**Request**
Repeat each line of the material below exactly as it appears, minus any pictures.
:: Exercise material ::
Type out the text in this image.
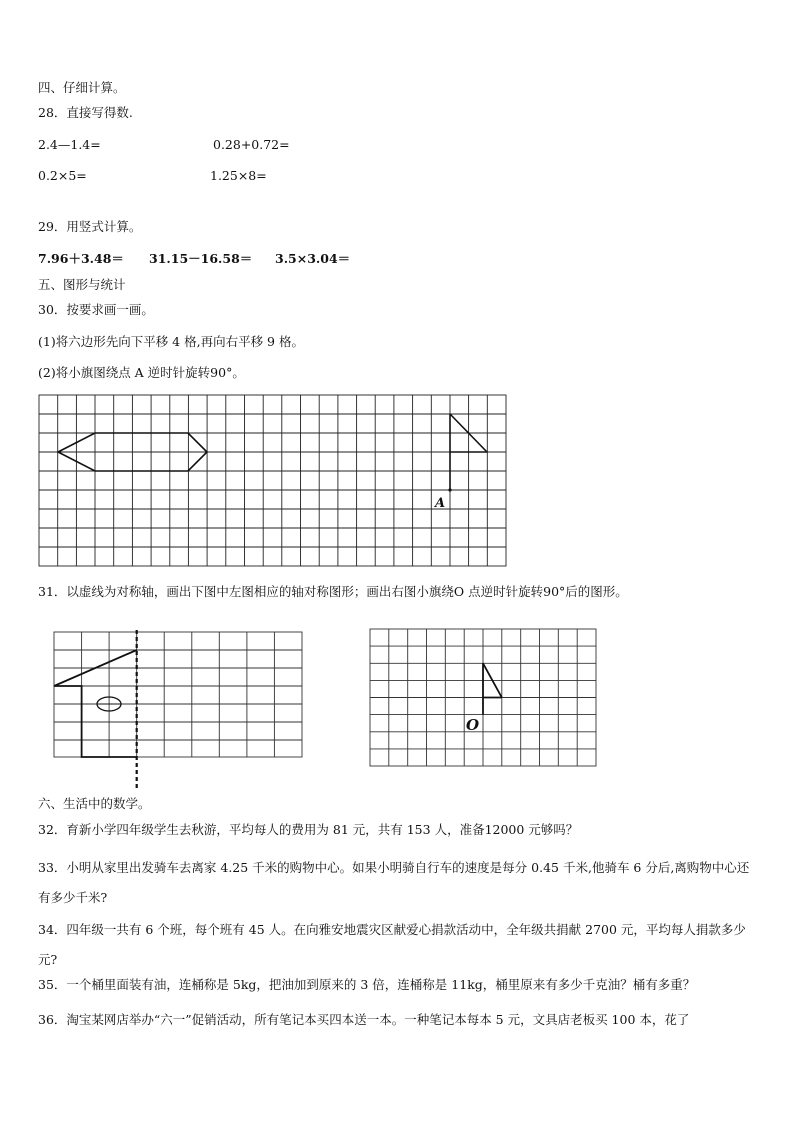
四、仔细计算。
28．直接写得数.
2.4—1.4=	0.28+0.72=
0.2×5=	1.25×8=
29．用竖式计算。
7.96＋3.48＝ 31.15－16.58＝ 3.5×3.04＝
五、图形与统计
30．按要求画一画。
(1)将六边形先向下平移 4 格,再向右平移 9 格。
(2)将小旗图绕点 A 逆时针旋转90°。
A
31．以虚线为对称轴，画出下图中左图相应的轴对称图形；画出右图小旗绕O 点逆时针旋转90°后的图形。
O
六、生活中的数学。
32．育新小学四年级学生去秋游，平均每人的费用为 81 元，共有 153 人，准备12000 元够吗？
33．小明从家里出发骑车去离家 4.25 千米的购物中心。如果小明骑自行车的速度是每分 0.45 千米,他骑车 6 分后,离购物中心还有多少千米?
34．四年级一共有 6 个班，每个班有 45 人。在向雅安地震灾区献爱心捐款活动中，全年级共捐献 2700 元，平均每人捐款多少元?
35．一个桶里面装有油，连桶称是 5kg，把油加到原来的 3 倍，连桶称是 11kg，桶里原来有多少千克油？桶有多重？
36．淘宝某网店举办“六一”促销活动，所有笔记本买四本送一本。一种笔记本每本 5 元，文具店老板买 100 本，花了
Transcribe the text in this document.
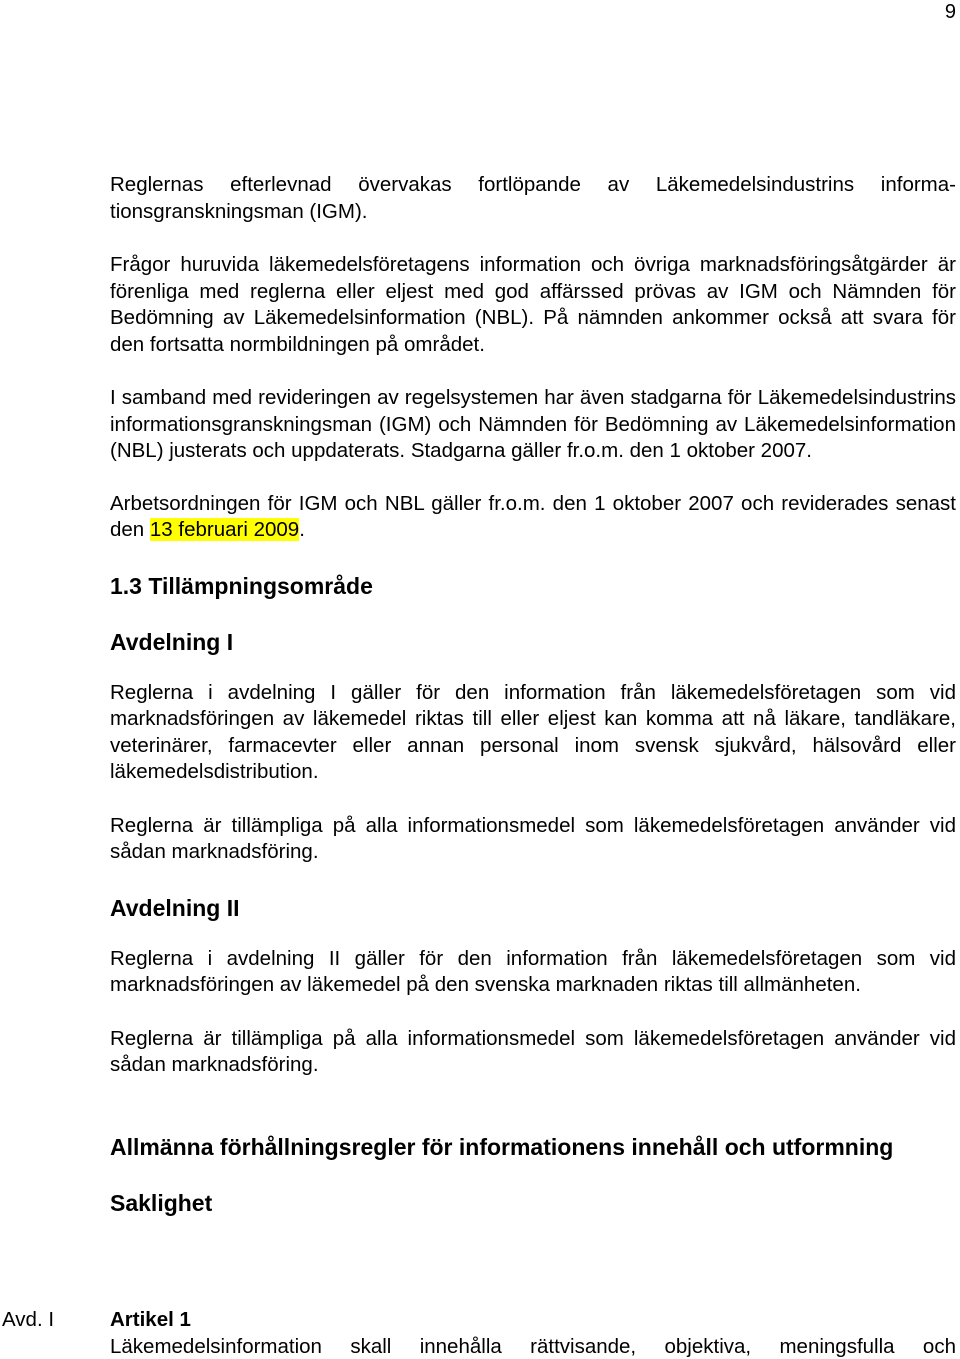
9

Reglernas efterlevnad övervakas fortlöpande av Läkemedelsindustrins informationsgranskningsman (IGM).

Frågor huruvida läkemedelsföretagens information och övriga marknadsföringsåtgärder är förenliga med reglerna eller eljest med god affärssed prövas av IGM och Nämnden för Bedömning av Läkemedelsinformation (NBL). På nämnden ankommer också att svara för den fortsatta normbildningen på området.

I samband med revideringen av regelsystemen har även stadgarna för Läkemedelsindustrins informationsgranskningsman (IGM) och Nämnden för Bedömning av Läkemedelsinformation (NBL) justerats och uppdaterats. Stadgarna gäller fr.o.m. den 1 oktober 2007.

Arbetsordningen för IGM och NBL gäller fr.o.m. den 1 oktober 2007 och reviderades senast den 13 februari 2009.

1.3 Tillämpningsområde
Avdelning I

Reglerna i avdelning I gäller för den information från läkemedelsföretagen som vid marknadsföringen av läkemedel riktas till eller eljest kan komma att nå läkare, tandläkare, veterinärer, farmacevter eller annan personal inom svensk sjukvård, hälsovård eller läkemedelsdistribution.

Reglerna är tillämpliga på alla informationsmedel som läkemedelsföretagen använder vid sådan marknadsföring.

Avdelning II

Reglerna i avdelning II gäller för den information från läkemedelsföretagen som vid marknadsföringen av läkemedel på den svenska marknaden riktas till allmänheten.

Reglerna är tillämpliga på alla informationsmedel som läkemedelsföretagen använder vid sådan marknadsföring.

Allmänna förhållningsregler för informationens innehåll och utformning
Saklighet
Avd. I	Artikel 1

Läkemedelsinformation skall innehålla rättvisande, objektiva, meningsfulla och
:::
**Reply**
Type out the text in this image.
四、仔细计算。
28．直接写得数.
2.4—1.4=	0.28+0.72=
0.2×5=	1.25×8=
29．用竖式计算。
7.96＋3.48＝ 31.15－16.58＝ 3.5×3.04＝
五、图形与统计
30．按要求画一画。
(1)将六边形先向下平移 4 格,再向右平移 9 格。
(2)将小旗图绕点 A 逆时针旋转90°。
A
31．以虚线为对称轴，画出下图中左图相应的轴对称图形；画出右图小旗绕O 点逆时针旋转90°后的图形。
O
六、生活中的数学。
32．育新小学四年级学生去秋游，平均每人的费用为 81 元，共有 153 人，准备12000 元够吗？
33．小明从家里出发骑车去离家 4.25 千米的购物中心。如果小明骑自行车的速度是每分 0.45 千米,他骑车 6 分后,离购物中心还有多少千米?
34．四年级一共有 6 个班，每个班有 45 人。在向雅安地震灾区献爱心捐款活动中，全年级共捐献 2700 元，平均每人捐款多少元?
35．一个桶里面装有油，连桶称是 5kg，把油加到原来的 3 倍，连桶称是 11kg，桶里原来有多少千克油？桶有多重？
36．淘宝某网店举办“六一”促销活动，所有笔记本买四本送一本。一种笔记本每本 5 元，文具店老板买 100 本，花了
Transcribe the text in this document.
9

Reglernas efterlevnad övervakas fortlöpande av Läkemedelsindustrins informationsgranskningsman (IGM).

Frågor huruvida läkemedelsföretagens information och övriga marknadsföringsåtgärder är förenliga med reglerna eller eljest med god affärssed prövas av IGM och Nämnden för Bedömning av Läkemedelsinformation (NBL). På nämnden ankommer också att svara för den fortsatta normbildningen på området.

I samband med revideringen av regelsystemen har även stadgarna för Läkemedelsindustrins informationsgranskningsman (IGM) och Nämnden för Bedömning av Läkemedelsinformation (NBL) justerats och uppdaterats. Stadgarna gäller fr.o.m. den 1 oktober 2007.

Arbetsordningen för IGM och NBL gäller fr.o.m. den 1 oktober 2007 och reviderades senast den 13 februari 2009.

1.3 Tillämpningsområde
Avdelning I

Reglerna i avdelning I gäller för den information från läkemedelsföretagen som vid marknadsföringen av läkemedel riktas till eller eljest kan komma att nå läkare, tandläkare, veterinärer, farmacevter eller annan personal inom svensk sjukvård, hälsovård eller läkemedelsdistribution.

Reglerna är tillämpliga på alla informationsmedel som läkemedelsföretagen använder vid sådan marknadsföring.

Avdelning II

Reglerna i avdelning II gäller för den information från läkemedelsföretagen som vid marknadsföringen av läkemedel på den svenska marknaden riktas till allmänheten.

Reglerna är tillämpliga på alla informationsmedel som läkemedelsföretagen använder vid sådan marknadsföring.

Allmänna förhållningsregler för informationens innehåll och utformning
Saklighet
Avd. I	Artikel 1

Läkemedelsinformation skall innehålla rättvisande, objektiva, meningsfulla och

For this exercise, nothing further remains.